Only the pictures stay out; every record is to be quoted exactly.

——————

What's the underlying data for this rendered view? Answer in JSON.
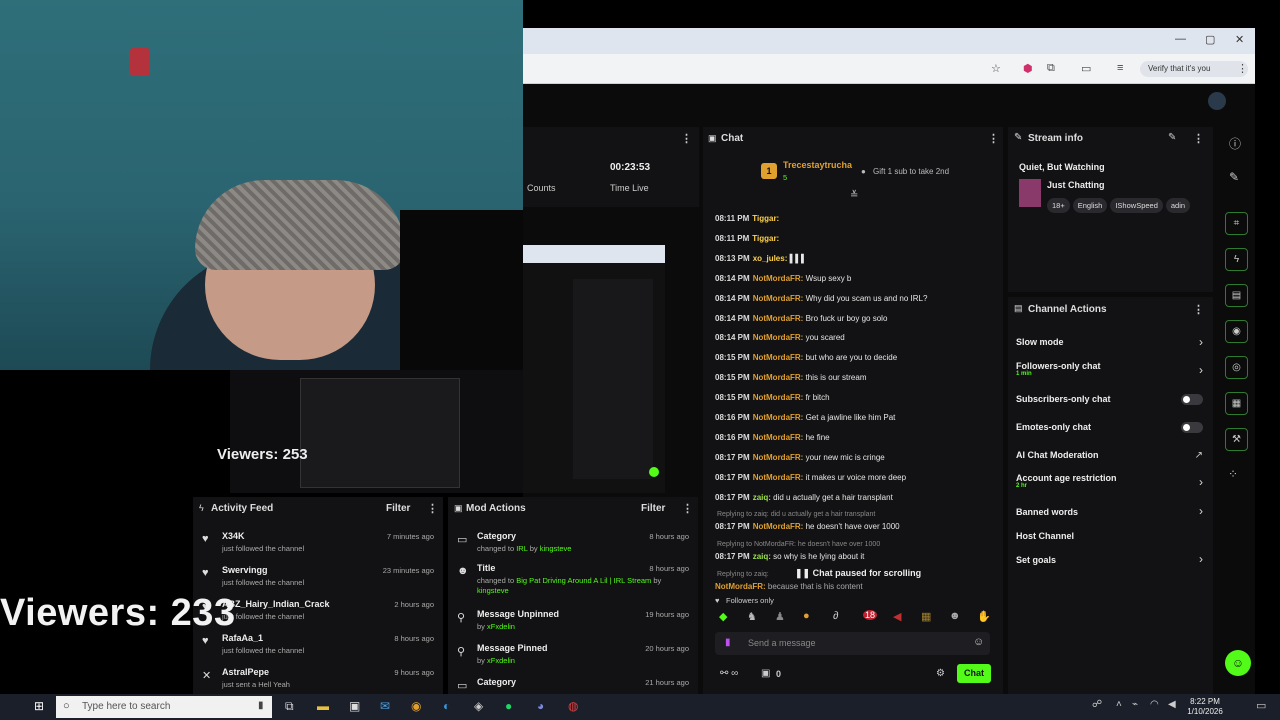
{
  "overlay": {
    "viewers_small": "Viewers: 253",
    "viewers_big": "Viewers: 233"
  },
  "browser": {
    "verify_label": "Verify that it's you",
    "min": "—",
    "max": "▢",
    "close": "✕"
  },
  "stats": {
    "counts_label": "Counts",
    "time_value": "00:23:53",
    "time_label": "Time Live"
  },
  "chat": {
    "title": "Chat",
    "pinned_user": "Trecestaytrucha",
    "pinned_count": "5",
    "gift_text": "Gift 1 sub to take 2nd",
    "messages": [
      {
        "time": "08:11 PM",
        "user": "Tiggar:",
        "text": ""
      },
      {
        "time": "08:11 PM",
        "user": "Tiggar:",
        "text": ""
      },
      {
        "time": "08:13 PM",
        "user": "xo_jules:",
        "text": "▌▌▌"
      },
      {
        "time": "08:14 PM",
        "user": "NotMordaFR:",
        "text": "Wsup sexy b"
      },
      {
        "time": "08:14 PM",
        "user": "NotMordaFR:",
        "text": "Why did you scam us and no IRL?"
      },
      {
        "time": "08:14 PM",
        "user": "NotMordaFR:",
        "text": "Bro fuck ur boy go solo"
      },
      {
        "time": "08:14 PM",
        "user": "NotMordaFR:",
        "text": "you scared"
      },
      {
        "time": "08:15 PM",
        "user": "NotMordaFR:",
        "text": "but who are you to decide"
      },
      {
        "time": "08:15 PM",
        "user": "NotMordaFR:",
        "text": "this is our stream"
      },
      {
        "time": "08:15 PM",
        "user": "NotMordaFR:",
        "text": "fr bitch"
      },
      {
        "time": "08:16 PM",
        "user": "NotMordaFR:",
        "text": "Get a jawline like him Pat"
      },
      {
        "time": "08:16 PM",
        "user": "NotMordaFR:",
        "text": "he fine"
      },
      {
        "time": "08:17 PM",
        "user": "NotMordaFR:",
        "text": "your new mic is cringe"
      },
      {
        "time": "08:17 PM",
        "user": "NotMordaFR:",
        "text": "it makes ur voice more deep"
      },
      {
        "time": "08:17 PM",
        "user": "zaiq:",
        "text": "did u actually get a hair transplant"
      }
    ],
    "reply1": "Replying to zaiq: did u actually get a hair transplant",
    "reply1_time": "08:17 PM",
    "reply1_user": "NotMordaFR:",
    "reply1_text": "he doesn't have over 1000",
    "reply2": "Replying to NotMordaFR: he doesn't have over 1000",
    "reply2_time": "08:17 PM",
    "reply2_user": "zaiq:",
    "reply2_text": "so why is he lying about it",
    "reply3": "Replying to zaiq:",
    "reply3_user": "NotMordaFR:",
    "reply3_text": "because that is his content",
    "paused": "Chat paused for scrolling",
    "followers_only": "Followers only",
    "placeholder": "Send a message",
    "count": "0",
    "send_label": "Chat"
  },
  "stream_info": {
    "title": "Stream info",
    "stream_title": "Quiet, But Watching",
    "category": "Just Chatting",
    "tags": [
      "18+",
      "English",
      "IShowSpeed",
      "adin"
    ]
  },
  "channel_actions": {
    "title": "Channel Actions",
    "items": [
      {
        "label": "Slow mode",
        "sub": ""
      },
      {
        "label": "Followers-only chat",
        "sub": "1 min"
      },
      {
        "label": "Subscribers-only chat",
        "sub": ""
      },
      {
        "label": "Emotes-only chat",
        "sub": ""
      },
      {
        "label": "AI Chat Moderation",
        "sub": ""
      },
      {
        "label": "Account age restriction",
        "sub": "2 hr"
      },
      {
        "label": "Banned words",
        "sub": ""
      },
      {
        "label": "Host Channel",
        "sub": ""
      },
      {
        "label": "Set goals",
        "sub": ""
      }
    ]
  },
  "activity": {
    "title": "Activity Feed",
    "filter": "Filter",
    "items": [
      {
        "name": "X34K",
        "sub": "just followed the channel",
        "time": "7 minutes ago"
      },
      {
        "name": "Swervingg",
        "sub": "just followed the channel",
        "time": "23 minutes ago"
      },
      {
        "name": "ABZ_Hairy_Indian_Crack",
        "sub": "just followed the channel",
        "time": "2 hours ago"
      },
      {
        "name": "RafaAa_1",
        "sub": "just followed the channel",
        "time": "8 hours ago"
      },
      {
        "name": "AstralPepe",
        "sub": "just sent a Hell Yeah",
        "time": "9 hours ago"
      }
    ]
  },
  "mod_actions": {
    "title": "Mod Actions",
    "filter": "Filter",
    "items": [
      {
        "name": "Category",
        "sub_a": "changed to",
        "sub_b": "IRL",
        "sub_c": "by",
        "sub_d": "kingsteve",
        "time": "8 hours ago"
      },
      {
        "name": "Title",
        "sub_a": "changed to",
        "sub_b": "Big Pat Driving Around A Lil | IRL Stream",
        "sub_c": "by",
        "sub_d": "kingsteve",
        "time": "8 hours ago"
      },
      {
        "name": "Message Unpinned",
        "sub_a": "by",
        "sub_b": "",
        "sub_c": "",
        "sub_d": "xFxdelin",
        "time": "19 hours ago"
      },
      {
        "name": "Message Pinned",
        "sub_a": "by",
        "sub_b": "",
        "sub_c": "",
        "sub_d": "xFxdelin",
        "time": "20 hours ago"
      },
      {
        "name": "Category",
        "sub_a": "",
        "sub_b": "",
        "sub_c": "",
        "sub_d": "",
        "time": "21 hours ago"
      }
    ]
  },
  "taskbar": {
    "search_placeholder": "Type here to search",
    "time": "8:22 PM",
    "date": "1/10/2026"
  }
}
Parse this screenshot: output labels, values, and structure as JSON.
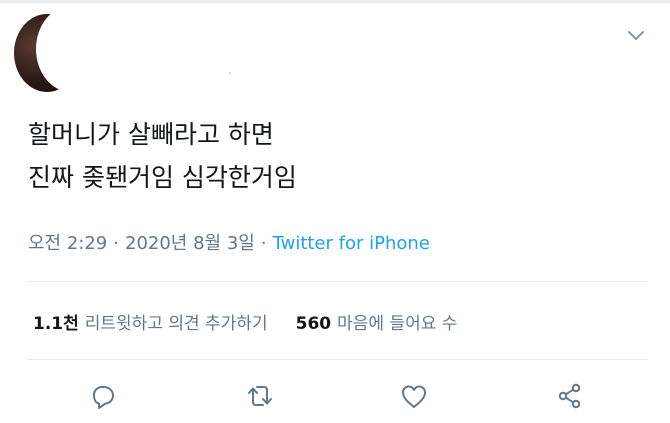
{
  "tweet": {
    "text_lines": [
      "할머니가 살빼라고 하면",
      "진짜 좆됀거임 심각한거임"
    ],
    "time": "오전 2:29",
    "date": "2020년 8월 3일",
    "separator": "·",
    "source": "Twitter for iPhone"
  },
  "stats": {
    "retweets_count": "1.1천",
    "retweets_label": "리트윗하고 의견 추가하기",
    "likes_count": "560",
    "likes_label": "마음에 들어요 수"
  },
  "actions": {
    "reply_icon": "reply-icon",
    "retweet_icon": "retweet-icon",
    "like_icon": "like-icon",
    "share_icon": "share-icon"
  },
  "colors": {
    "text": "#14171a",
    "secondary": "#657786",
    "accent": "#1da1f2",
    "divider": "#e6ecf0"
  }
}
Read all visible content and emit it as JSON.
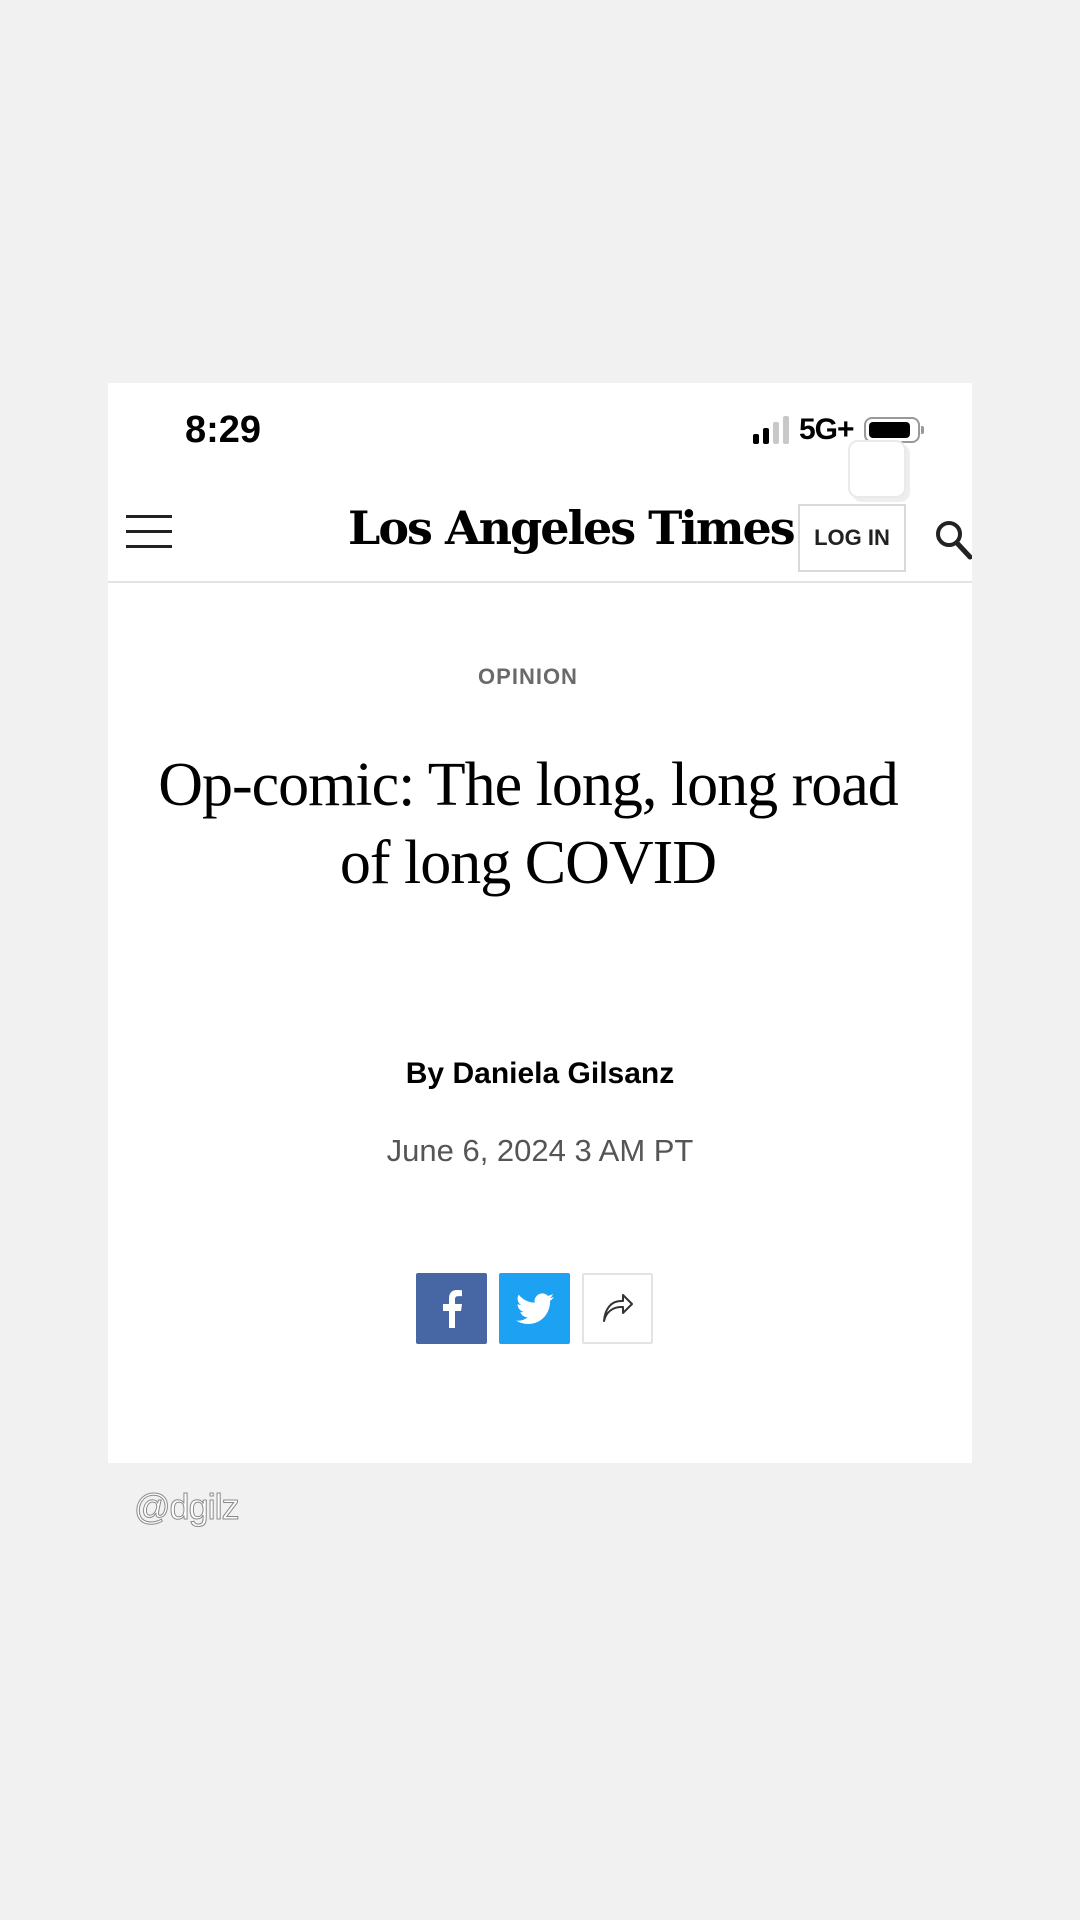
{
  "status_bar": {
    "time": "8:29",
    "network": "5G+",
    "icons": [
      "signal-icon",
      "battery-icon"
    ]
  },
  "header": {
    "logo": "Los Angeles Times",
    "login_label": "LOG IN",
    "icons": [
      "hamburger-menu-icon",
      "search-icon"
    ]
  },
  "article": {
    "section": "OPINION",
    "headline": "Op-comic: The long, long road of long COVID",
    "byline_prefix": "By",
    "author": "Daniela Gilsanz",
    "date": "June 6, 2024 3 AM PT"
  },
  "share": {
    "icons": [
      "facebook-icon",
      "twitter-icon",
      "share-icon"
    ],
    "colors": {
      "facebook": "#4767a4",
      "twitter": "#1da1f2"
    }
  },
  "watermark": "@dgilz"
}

——————

• **Answer for this exercise**:
What's the underlying data for this rendered view? Answer in JSON.
{
  "overlay": {
    "viewers_small": "Viewers: 253",
    "viewers_big": "Viewers: 233"
  },
  "browser": {
    "verify_label": "Verify that it's you",
    "min": "—",
    "max": "▢",
    "close": "✕"
  },
  "stats": {
    "counts_label": "Counts",
    "time_value": "00:23:53",
    "time_label": "Time Live"
  },
  "chat": {
    "title": "Chat",
    "pinned_user": "Trecestaytrucha",
    "pinned_count": "5",
    "gift_text": "Gift 1 sub to take 2nd",
    "messages": [
      {
        "time": "08:11 PM",
        "user": "Tiggar:",
        "text": ""
      },
      {
        "time": "08:11 PM",
        "user": "Tiggar:",
        "text": ""
      },
      {
        "time": "08:13 PM",
        "user": "xo_jules:",
        "text": "▌▌▌"
      },
      {
        "time": "08:14 PM",
        "user": "NotMordaFR:",
        "text": "Wsup sexy b"
      },
      {
        "time": "08:14 PM",
        "user": "NotMordaFR:",
        "text": "Why did you scam us and no IRL?"
      },
      {
        "time": "08:14 PM",
        "user": "NotMordaFR:",
        "text": "Bro fuck ur boy go solo"
      },
      {
        "time": "08:14 PM",
        "user": "NotMordaFR:",
        "text": "you scared"
      },
      {
        "time": "08:15 PM",
        "user": "NotMordaFR:",
        "text": "but who are you to decide"
      },
      {
        "time": "08:15 PM",
        "user": "NotMordaFR:",
        "text": "this is our stream"
      },
      {
        "time": "08:15 PM",
        "user": "NotMordaFR:",
        "text": "fr bitch"
      },
      {
        "time": "08:16 PM",
        "user": "NotMordaFR:",
        "text": "Get a jawline like him Pat"
      },
      {
        "time": "08:16 PM",
        "user": "NotMordaFR:",
        "text": "he fine"
      },
      {
        "time": "08:17 PM",
        "user": "NotMordaFR:",
        "text": "your new mic is cringe"
      },
      {
        "time": "08:17 PM",
        "user": "NotMordaFR:",
        "text": "it makes ur voice more deep"
      },
      {
        "time": "08:17 PM",
        "user": "zaiq:",
        "text": "did u actually get a hair transplant"
      }
    ],
    "reply1": "Replying to zaiq: did u actually get a hair transplant",
    "reply1_time": "08:17 PM",
    "reply1_user": "NotMordaFR:",
    "reply1_text": "he doesn't have over 1000",
    "reply2": "Replying to NotMordaFR: he doesn't have over 1000",
    "reply2_time": "08:17 PM",
    "reply2_user": "zaiq:",
    "reply2_text": "so why is he lying about it",
    "reply3": "Replying to zaiq:",
    "reply3_user": "NotMordaFR:",
    "reply3_text": "because that is his content",
    "paused": "Chat paused for scrolling",
    "followers_only": "Followers only",
    "placeholder": "Send a message",
    "count": "0",
    "send_label": "Chat"
  },
  "stream_info": {
    "title": "Stream info",
    "stream_title": "Quiet, But Watching",
    "category": "Just Chatting",
    "tags": [
      "18+",
      "English",
      "IShowSpeed",
      "adin"
    ]
  },
  "channel_actions": {
    "title": "Channel Actions",
    "items": [
      {
        "label": "Slow mode",
        "sub": ""
      },
      {
        "label": "Followers-only chat",
        "sub": "1 min"
      },
      {
        "label": "Subscribers-only chat",
        "sub": ""
      },
      {
        "label": "Emotes-only chat",
        "sub": ""
      },
      {
        "label": "AI Chat Moderation",
        "sub": ""
      },
      {
        "label": "Account age restriction",
        "sub": "2 hr"
      },
      {
        "label": "Banned words",
        "sub": ""
      },
      {
        "label": "Host Channel",
        "sub": ""
      },
      {
        "label": "Set goals",
        "sub": ""
      }
    ]
  },
  "activity": {
    "title": "Activity Feed",
    "filter": "Filter",
    "items": [
      {
        "name": "X34K",
        "sub": "just followed the channel",
        "time": "7 minutes ago"
      },
      {
        "name": "Swervingg",
        "sub": "just followed the channel",
        "time": "23 minutes ago"
      },
      {
        "name": "ABZ_Hairy_Indian_Crack",
        "sub": "just followed the channel",
        "time": "2 hours ago"
      },
      {
        "name": "RafaAa_1",
        "sub": "just followed the channel",
        "time": "8 hours ago"
      },
      {
        "name": "AstralPepe",
        "sub": "just sent a Hell Yeah",
        "time": "9 hours ago"
      }
    ]
  },
  "mod_actions": {
    "title": "Mod Actions",
    "filter": "Filter",
    "items": [
      {
        "name": "Category",
        "sub_a": "changed to",
        "sub_b": "IRL",
        "sub_c": "by",
        "sub_d": "kingsteve",
        "time": "8 hours ago"
      },
      {
        "name": "Title",
        "sub_a": "changed to",
        "sub_b": "Big Pat Driving Around A Lil | IRL Stream",
        "sub_c": "by",
        "sub_d": "kingsteve",
        "time": "8 hours ago"
      },
      {
        "name": "Message Unpinned",
        "sub_a": "by",
        "sub_b": "",
        "sub_c": "",
        "sub_d": "xFxdelin",
        "time": "19 hours ago"
      },
      {
        "name": "Message Pinned",
        "sub_a": "by",
        "sub_b": "",
        "sub_c": "",
        "sub_d": "xFxdelin",
        "time": "20 hours ago"
      },
      {
        "name": "Category",
        "sub_a": "",
        "sub_b": "",
        "sub_c": "",
        "sub_d": "",
        "time": "21 hours ago"
      }
    ]
  },
  "taskbar": {
    "search_placeholder": "Type here to search",
    "time": "8:22 PM",
    "date": "1/10/2026"
  }
}
Parse this screenshot: output labels, values, and structure as JSON.
{
  "tweet": {
    "text_lines": [
      "할머니가 살빼라고 하면",
      "진짜 좆됀거임 심각한거임"
    ],
    "time": "오전 2:29",
    "date": "2020년 8월 3일",
    "separator": "·",
    "source": "Twitter for iPhone"
  },
  "stats": {
    "retweets_count": "1.1천",
    "retweets_label": "리트윗하고 의견 추가하기",
    "likes_count": "560",
    "likes_label": "마음에 들어요 수"
  },
  "actions": {
    "reply_icon": "reply-icon",
    "retweet_icon": "retweet-icon",
    "like_icon": "like-icon",
    "share_icon": "share-icon"
  },
  "colors": {
    "text": "#14171a",
    "secondary": "#657786",
    "accent": "#1da1f2",
    "divider": "#e6ecf0"
  }
}
Read all visible content and emit it as JSON.
{
  "status_bar": {
    "time": "8:29",
    "network": "5G+",
    "icons": [
      "signal-icon",
      "battery-icon"
    ]
  },
  "header": {
    "logo": "Los Angeles Times",
    "login_label": "LOG IN",
    "icons": [
      "hamburger-menu-icon",
      "search-icon"
    ]
  },
  "article": {
    "section": "OPINION",
    "headline": "Op-comic: The long, long road of long COVID",
    "byline_prefix": "By",
    "author": "Daniela Gilsanz",
    "date": "June 6, 2024 3 AM PT"
  },
  "share": {
    "icons": [
      "facebook-icon",
      "twitter-icon",
      "share-icon"
    ],
    "colors": {
      "facebook": "#4767a4",
      "twitter": "#1da1f2"
    }
  },
  "watermark": "@dgilz"
}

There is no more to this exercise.